— Supplied passage —
**********

Sajid Javid in the Cabinet Office. Which isn't all that unlikely, really.

Neomod

Andrew Ridgeley in front of me at Camden Sainsburys buying dogfood. Would have preferred it to be Keren to be honest.

zomgmouse


mothman

I've been in the queue for things behind Jonathan Ross twice: Forbidden Planet London, and a cinema in Leicester Square. Again, neither unlikely venues for him really. I'm rubbish at this, I should've quit while I was ahead - or rather when Jimmy Saville was ahead (of the Tour de France).

MidnightShambler

Gangrel from WWE lives in Birkenhead now, seen him that many times in places like Asda and B&M that I don't even think it's weird anymore. Besides, if you walk through that town centre in the afternoon he's by no means the strangest looking one.

Brian Freeze

Sorry Mothman, but seeing Jimmy Saville at the head of a British stage of the Tour de France isn't unusual either. He was a very well known supporter of cycling races in the UK. Frequently involved in the Milk Race over the years and even competed in an early Tour of Britain I think.

**********

— The data —
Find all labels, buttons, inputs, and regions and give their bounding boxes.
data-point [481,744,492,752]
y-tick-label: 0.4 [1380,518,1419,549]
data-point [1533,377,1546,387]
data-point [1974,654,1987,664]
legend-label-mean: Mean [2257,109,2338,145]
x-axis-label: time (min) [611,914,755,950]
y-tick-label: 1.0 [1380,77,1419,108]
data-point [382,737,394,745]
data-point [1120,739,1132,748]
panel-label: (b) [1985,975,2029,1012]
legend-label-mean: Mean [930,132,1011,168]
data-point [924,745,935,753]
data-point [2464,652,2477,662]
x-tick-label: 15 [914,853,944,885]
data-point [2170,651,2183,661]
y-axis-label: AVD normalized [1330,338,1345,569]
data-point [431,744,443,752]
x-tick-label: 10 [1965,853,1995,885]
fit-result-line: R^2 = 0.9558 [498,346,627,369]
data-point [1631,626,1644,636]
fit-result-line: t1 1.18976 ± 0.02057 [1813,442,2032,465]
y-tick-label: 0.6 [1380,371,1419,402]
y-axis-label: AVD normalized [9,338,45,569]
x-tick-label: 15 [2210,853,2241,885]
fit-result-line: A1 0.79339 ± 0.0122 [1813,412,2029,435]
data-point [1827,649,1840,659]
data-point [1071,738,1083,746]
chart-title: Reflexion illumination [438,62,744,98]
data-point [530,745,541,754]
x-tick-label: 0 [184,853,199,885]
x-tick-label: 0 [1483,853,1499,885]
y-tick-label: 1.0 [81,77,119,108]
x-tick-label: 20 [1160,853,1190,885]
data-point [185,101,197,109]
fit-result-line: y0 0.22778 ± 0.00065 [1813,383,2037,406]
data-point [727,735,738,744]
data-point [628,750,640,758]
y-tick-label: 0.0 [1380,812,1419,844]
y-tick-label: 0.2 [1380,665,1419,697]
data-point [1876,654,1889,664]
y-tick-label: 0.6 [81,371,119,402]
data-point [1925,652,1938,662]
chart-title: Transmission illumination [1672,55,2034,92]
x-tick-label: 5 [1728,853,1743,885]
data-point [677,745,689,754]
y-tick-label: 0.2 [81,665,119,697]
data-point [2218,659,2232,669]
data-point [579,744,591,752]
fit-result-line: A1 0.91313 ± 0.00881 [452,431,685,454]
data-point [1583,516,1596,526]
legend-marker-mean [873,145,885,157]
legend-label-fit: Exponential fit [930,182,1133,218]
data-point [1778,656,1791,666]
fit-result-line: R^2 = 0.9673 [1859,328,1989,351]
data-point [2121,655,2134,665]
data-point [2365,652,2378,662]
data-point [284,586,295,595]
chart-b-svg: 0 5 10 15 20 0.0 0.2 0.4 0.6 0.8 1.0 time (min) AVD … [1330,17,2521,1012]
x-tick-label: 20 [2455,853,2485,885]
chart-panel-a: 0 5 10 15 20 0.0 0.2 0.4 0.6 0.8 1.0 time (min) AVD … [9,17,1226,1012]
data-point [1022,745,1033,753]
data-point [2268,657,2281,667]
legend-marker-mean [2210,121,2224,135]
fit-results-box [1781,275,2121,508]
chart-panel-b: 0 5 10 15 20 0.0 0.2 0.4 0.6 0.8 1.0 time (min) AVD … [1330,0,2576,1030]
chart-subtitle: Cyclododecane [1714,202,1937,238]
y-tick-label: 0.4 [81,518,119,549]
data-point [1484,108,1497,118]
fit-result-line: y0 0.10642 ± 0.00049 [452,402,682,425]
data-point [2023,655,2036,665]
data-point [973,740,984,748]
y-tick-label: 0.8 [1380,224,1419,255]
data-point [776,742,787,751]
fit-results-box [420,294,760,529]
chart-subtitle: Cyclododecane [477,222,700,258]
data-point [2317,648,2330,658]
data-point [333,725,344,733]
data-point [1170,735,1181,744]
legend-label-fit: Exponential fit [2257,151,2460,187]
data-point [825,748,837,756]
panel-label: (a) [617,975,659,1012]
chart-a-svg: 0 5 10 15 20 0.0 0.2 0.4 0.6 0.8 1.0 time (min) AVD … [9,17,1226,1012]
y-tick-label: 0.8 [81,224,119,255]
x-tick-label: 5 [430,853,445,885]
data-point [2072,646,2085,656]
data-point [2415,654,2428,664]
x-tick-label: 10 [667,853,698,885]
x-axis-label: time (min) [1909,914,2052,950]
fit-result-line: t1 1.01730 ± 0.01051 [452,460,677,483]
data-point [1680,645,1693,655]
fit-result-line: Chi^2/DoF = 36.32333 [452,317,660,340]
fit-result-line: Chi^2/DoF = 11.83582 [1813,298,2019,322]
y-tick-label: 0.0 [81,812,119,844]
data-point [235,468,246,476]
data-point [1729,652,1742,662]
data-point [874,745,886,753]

**********

Can you carry on the forum thread about spotting celebrities in everyday places from the point where it stops?

Bingo Fury

Adam Faith, stopping his plush black car in the middle of the grimy street I lived in off Leith Walk, getting out and yelling "SAMANTHAAA!" up at a second-floor window for what seemed like several minutes.

Servalan, foot of Leith Walk, just outside the newsagents.

colacentral

Told it before but I saw Shaun Ryder on a pier in Tenby.

Sin Agog

I didn't think I had any weird ones, but then I remembered, right after finishing hiking the West Highland Way (I think it's from Glasgow to Ben Nevis),  I had an encounter with Rod Liddle in some hotel.  My brother had stayed up with him at the bar the night before, regaling him with anecdotes about a mutual friend and the fucked up psychedelic noise he heard me playing all the time, while Rod actually teared up talking about his mate from The Only Ones who died.  I saw him the next day at breakfast, looking hungover as fuck.  Only found out what a wanker he was when I wiki'd him back home.

Sin Agog

Oh, wait.  Also hired out rollerblades to Mel B.  She used her pram (with Eddie Murphy's baby in it) as a brake.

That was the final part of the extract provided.